Drop the images; return everything else in the listing below exactly.

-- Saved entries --
--------------------------------------------------

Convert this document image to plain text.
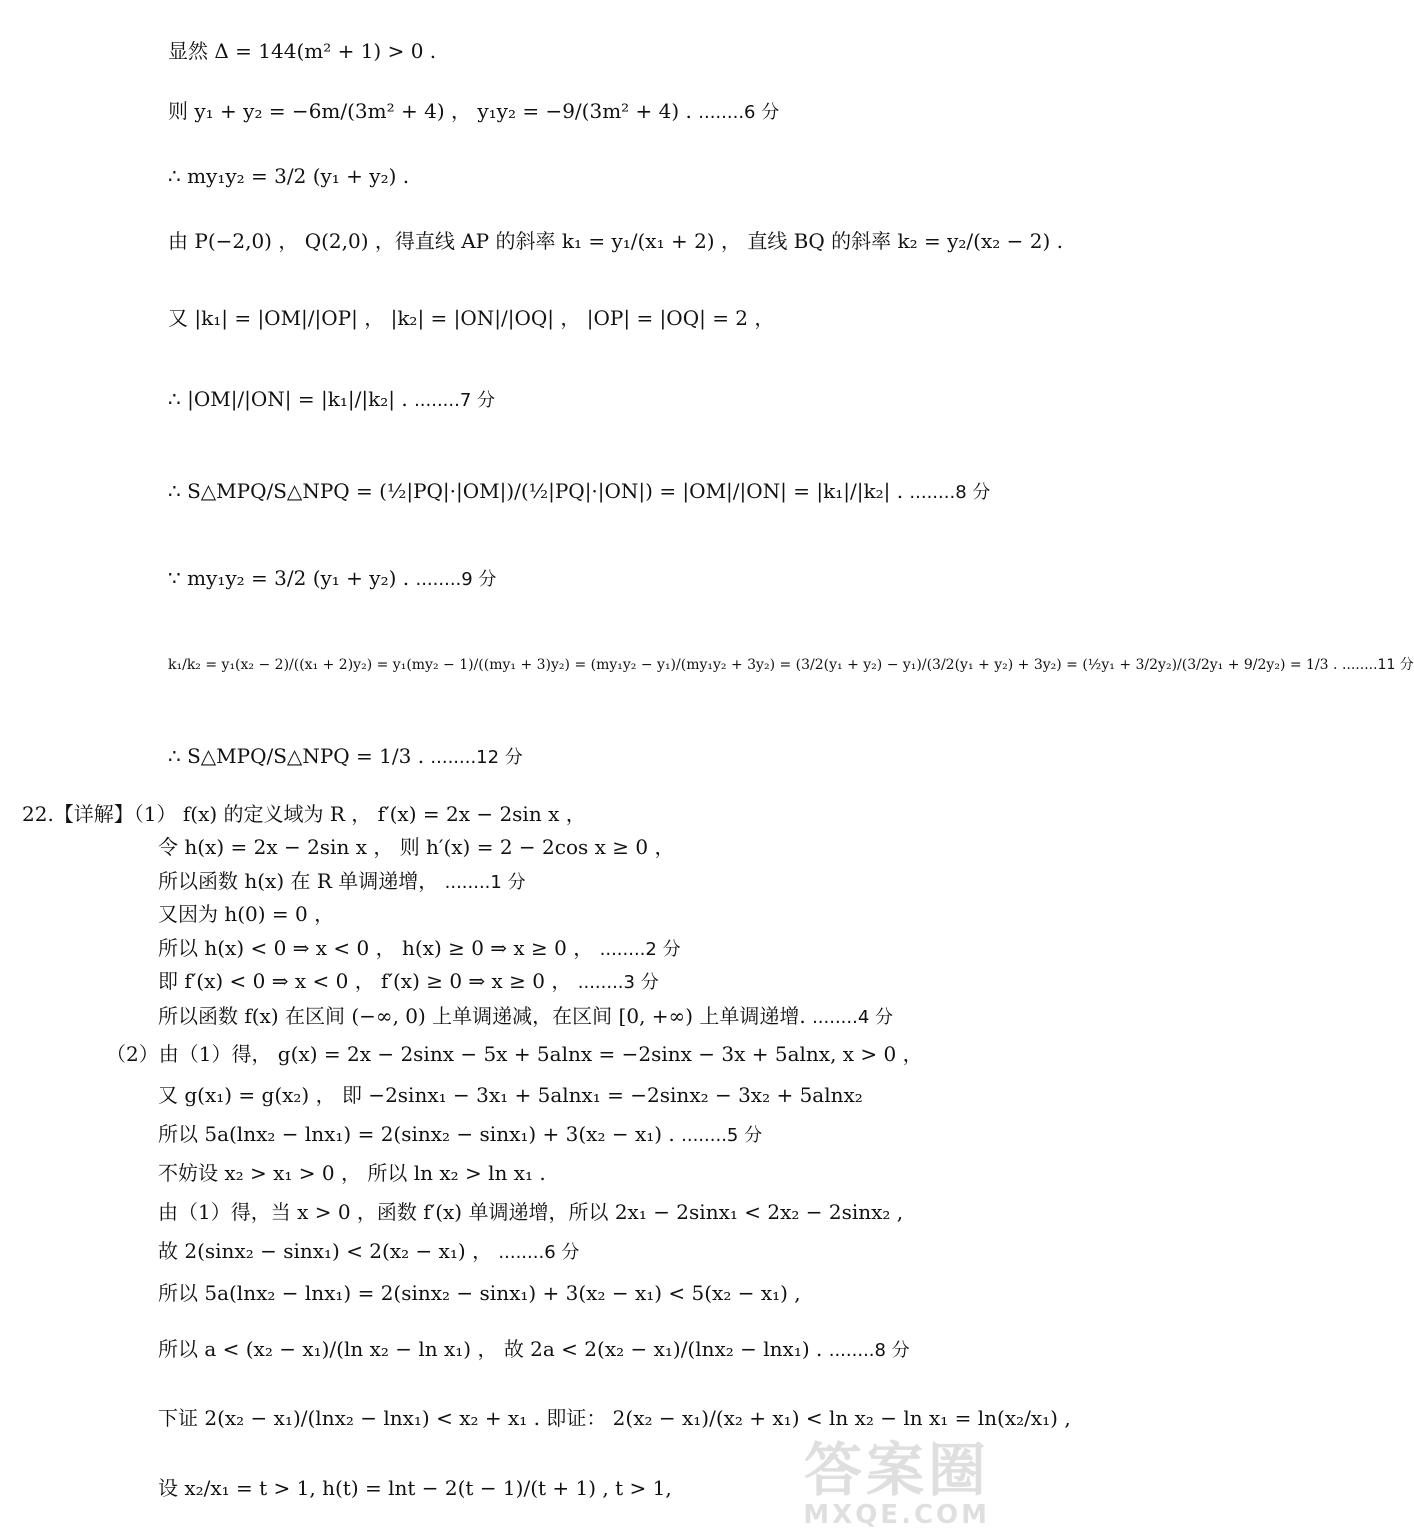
显然 Δ = 144(m² + 1) > 0 .
则 y₁ + y₂ = −6m/(3m² + 4) ， y₁y₂ = −9/(3m² + 4) . ........6 分
∴ my₁y₂ = 3/2 (y₁ + y₂) .
由 P(−2,0) ， Q(2,0) ，得直线 AP 的斜率 k₁ = y₁/(x₁ + 2) ， 直线 BQ 的斜率 k₂ = y₂/(x₂ − 2) .
又 |k₁| = |OM|/|OP| ， |k₂| = |ON|/|OQ| ， |OP| = |OQ| = 2 ，
∴ |OM|/|ON| = |k₁|/|k₂| . ........7 分
∴ S△MPQ/S△NPQ = (½|PQ|·|OM|)/(½|PQ|·|ON|) = |OM|/|ON| = |k₁|/|k₂| . ........8 分
∵ my₁y₂ = 3/2 (y₁ + y₂) . ........9 分
k₁/k₂ = y₁(x₂ − 2)/((x₁ + 2)y₂) = y₁(my₂ − 1)/((my₁ + 3)y₂) = (my₁y₂ − y₁)/(my₁y₂ + 3y₂) = (3/2(y₁ + y₂) − y₁)/(3/2(y₁ + y₂) + 3y₂) = (½y₁ + 3/2y₂)/(3/2y₁ + 9/2y₂) = 1/3 . ........11 分
∴ S△MPQ/S△NPQ = 1/3 . ........12 分
22.【详解】（1） f(x) 的定义域为 R ， f′(x) = 2x − 2sin x ，
令 h(x) = 2x − 2sin x ， 则 h′(x) = 2 − 2cos x ≥ 0 ，
所以函数 h(x) 在 R 单调递增， ........1 分
又因为 h(0) = 0 ，
所以 h(x) < 0 ⇒ x < 0 ， h(x) ≥ 0 ⇒ x ≥ 0 ， ........2 分
即 f′(x) < 0 ⇒ x < 0 ， f′(x) ≥ 0 ⇒ x ≥ 0 ， ........3 分
所以函数 f(x) 在区间 (−∞, 0) 上单调递减，在区间 [0, +∞) 上单调递增. ........4 分
（2）由（1）得， g(x) = 2x − 2sinx − 5x + 5alnx = −2sinx − 3x + 5alnx, x > 0 ，
又 g(x₁) = g(x₂) ， 即 −2sinx₁ − 3x₁ + 5alnx₁ = −2sinx₂ − 3x₂ + 5alnx₂
所以 5a(lnx₂ − lnx₁) = 2(sinx₂ − sinx₁) + 3(x₂ − x₁) . ........5 分
不妨设 x₂ > x₁ > 0 ， 所以 ln x₂ > ln x₁ .
由（1）得，当 x > 0 ，函数 f′(x) 单调递增，所以 2x₁ − 2sinx₁ < 2x₂ − 2sinx₂ ,
故 2(sinx₂ − sinx₁) < 2(x₂ − x₁) ， ........6 分
所以 5a(lnx₂ − lnx₁) = 2(sinx₂ − sinx₁) + 3(x₂ − x₁) < 5(x₂ − x₁) ,
所以 a < (x₂ − x₁)/(ln x₂ − ln x₁) ， 故 2a < 2(x₂ − x₁)/(lnx₂ − lnx₁) . ........8 分
下证 2(x₂ − x₁)/(lnx₂ − lnx₁) < x₂ + x₁ . 即证： 2(x₂ − x₁)/(x₂ + x₁) < ln x₂ − ln x₁ = ln(x₂/x₁) ,
设 x₂/x₁ = t > 1, h(t) = lnt − 2(t − 1)/(t + 1) , t > 1, 答案圈
MXQE.COM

--------------------------------------------------

-- Response to this task --
Convert this document image to plain text.
显然 Δ = 144(m² + 1) > 0 .
则 y₁ + y₂ = −6m/(3m² + 4) ， y₁y₂ = −9/(3m² + 4) . ........6 分
∴ my₁y₂ = 3/2 (y₁ + y₂) .
由 P(−2,0) ， Q(2,0) ，得直线 AP 的斜率 k₁ = y₁/(x₁ + 2) ， 直线 BQ 的斜率 k₂ = y₂/(x₂ − 2) .
又 |k₁| = |OM|/|OP| ， |k₂| = |ON|/|OQ| ， |OP| = |OQ| = 2 ，
∴ |OM|/|ON| = |k₁|/|k₂| . ........7 分
∴ S△MPQ/S△NPQ = (½|PQ|·|OM|)/(½|PQ|·|ON|) = |OM|/|ON| = |k₁|/|k₂| . ........8 分
∵ my₁y₂ = 3/2 (y₁ + y₂) . ........9 分
k₁/k₂ = y₁(x₂ − 2)/((x₁ + 2)y₂) = y₁(my₂ − 1)/((my₁ + 3)y₂) = (my₁y₂ − y₁)/(my₁y₂ + 3y₂) = (3/2(y₁ + y₂) − y₁)/(3/2(y₁ + y₂) + 3y₂) = (½y₁ + 3/2y₂)/(3/2y₁ + 9/2y₂) = 1/3 . ........11 分
∴ S△MPQ/S△NPQ = 1/3 . ........12 分
22.【详解】（1） f(x) 的定义域为 R ， f′(x) = 2x − 2sin x ，
令 h(x) = 2x − 2sin x ， 则 h′(x) = 2 − 2cos x ≥ 0 ，
所以函数 h(x) 在 R 单调递增， ........1 分
又因为 h(0) = 0 ，
所以 h(x) < 0 ⇒ x < 0 ， h(x) ≥ 0 ⇒ x ≥ 0 ， ........2 分
即 f′(x) < 0 ⇒ x < 0 ， f′(x) ≥ 0 ⇒ x ≥ 0 ， ........3 分
所以函数 f(x) 在区间 (−∞, 0) 上单调递减，在区间 [0, +∞) 上单调递增. ........4 分
（2）由（1）得， g(x) = 2x − 2sinx − 5x + 5alnx = −2sinx − 3x + 5alnx, x > 0 ，
又 g(x₁) = g(x₂) ， 即 −2sinx₁ − 3x₁ + 5alnx₁ = −2sinx₂ − 3x₂ + 5alnx₂
所以 5a(lnx₂ − lnx₁) = 2(sinx₂ − sinx₁) + 3(x₂ − x₁) . ........5 分
不妨设 x₂ > x₁ > 0 ， 所以 ln x₂ > ln x₁ .
由（1）得，当 x > 0 ，函数 f′(x) 单调递增，所以 2x₁ − 2sinx₁ < 2x₂ − 2sinx₂ ,
故 2(sinx₂ − sinx₁) < 2(x₂ − x₁) ， ........6 分
所以 5a(lnx₂ − lnx₁) = 2(sinx₂ − sinx₁) + 3(x₂ − x₁) < 5(x₂ − x₁) ,
所以 a < (x₂ − x₁)/(ln x₂ − ln x₁) ， 故 2a < 2(x₂ − x₁)/(lnx₂ − lnx₁) . ........8 分
下证 2(x₂ − x₁)/(lnx₂ − lnx₁) < x₂ + x₁ . 即证： 2(x₂ − x₁)/(x₂ + x₁) < ln x₂ − ln x₁ = ln(x₂/x₁) ,
设 x₂/x₁ = t > 1, h(t) = lnt − 2(t − 1)/(t + 1) , t > 1, 答案圈
MXQE.COM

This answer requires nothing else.